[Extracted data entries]

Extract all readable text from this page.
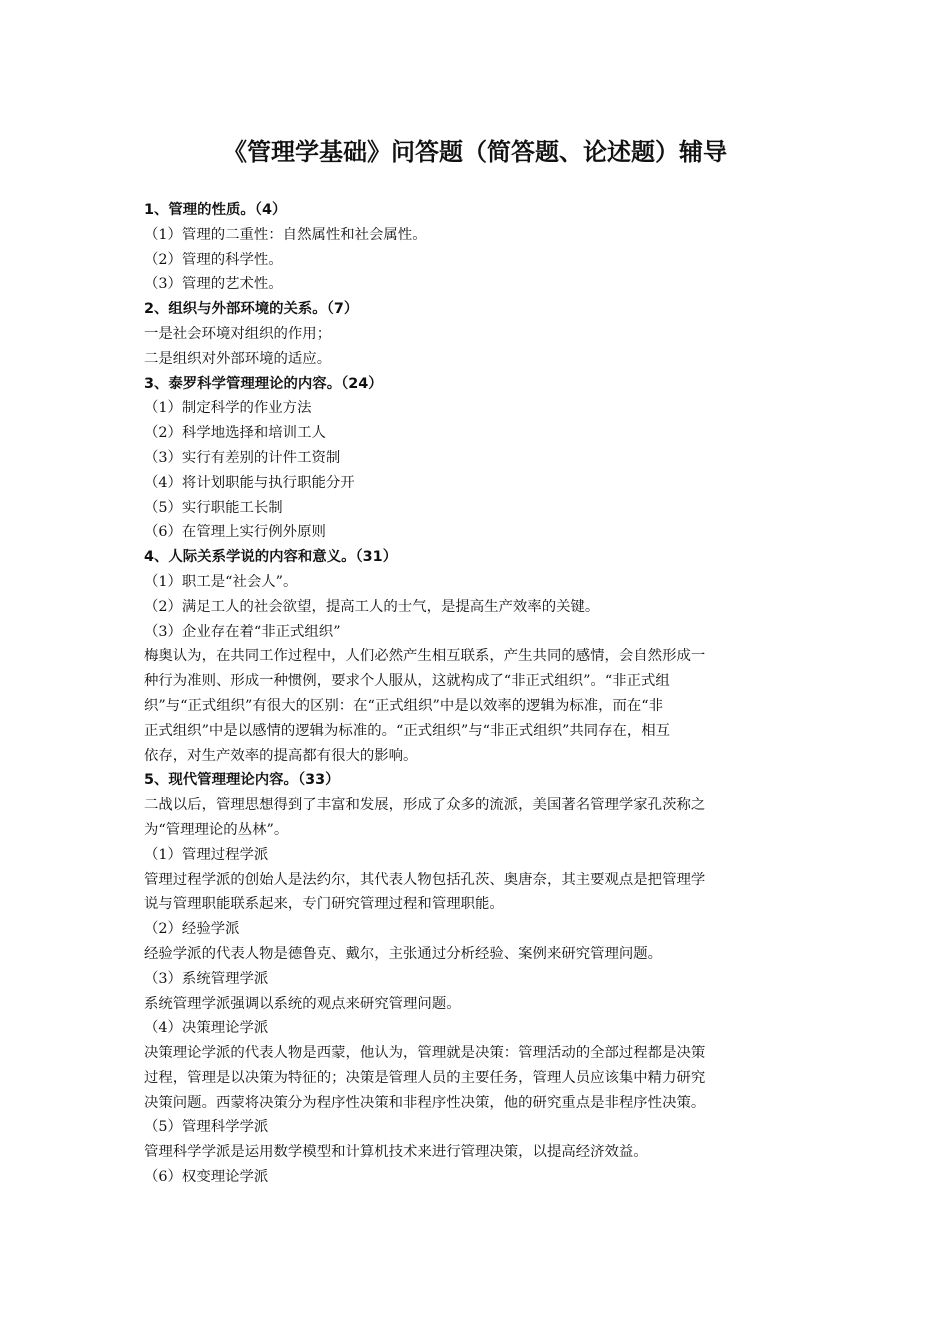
《管理学基础》问答题（简答题、论述题）辅导
1、管理的性质。（4）
（1）管理的二重性：自然属性和社会属性。
（2）管理的科学性。
（3）管理的艺术性。
2、组织与外部环境的关系。（7）
一是社会环境对组织的作用；
二是组织对外部环境的适应。
3、泰罗科学管理理论的内容。（24）
（1）制定科学的作业方法
（2）科学地选择和培训工人
（3）实行有差别的计件工资制
（4）将计划职能与执行职能分开
（5）实行职能工长制
（6）在管理上实行例外原则
4、人际关系学说的内容和意义。（31）
（1）职工是“社会人”。
（2）满足工人的社会欲望，提高工人的士气，是提高生产效率的关键。
（3）企业存在着“非正式组织”
梅奥认为，在共同工作过程中，人们必然产生相互联系，产生共同的感情，会自然形成一
种行为准则、形成一种惯例，要求个人服从，这就构成了“非正式组织”。“非正式组
织”与“正式组织”有很大的区别：在“正式组织”中是以效率的逻辑为标准，而在“非
正式组织”中是以感情的逻辑为标准的。“正式组织”与“非正式组织”共同存在，相互
依存，对生产效率的提高都有很大的影响。
5、现代管理理论内容。（33）
二战以后，管理思想得到了丰富和发展，形成了众多的流派，美国著名管理学家孔茨称之
为“管理理论的丛林”。
（1）管理过程学派
管理过程学派的创始人是法约尔，其代表人物包括孔茨、奥唐奈，其主要观点是把管理学
说与管理职能联系起来，专门研究管理过程和管理职能。
（2）经验学派
经验学派的代表人物是德鲁克、戴尔，主张通过分析经验、案例来研究管理问题。
（3）系统管理学派
系统管理学派强调以系统的观点来研究管理问题。
（4）决策理论学派
决策理论学派的代表人物是西蒙，他认为，管理就是决策：管理活动的全部过程都是决策
过程，管理是以决策为特征的；决策是管理人员的主要任务，管理人员应该集中精力研究
决策问题。西蒙将决策分为程序性决策和非程序性决策，他的研究重点是非程序性决策。
（5）管理科学学派
管理科学学派是运用数学模型和计算机技术来进行管理决策，以提高经济效益。
（6）权变理论学派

## SHORT EXERCISE
Every line that holds the word "非正式组织" should be extracted.

## COMPLETE ANSWER
（3）企业存在着“非正式组织”
种行为准则、形成一种惯例，要求个人服从，这就构成了“非正式组织”。“非正式组
正式组织”中是以感情的逻辑为标准的。“正式组织”与“非正式组织”共同存在，相互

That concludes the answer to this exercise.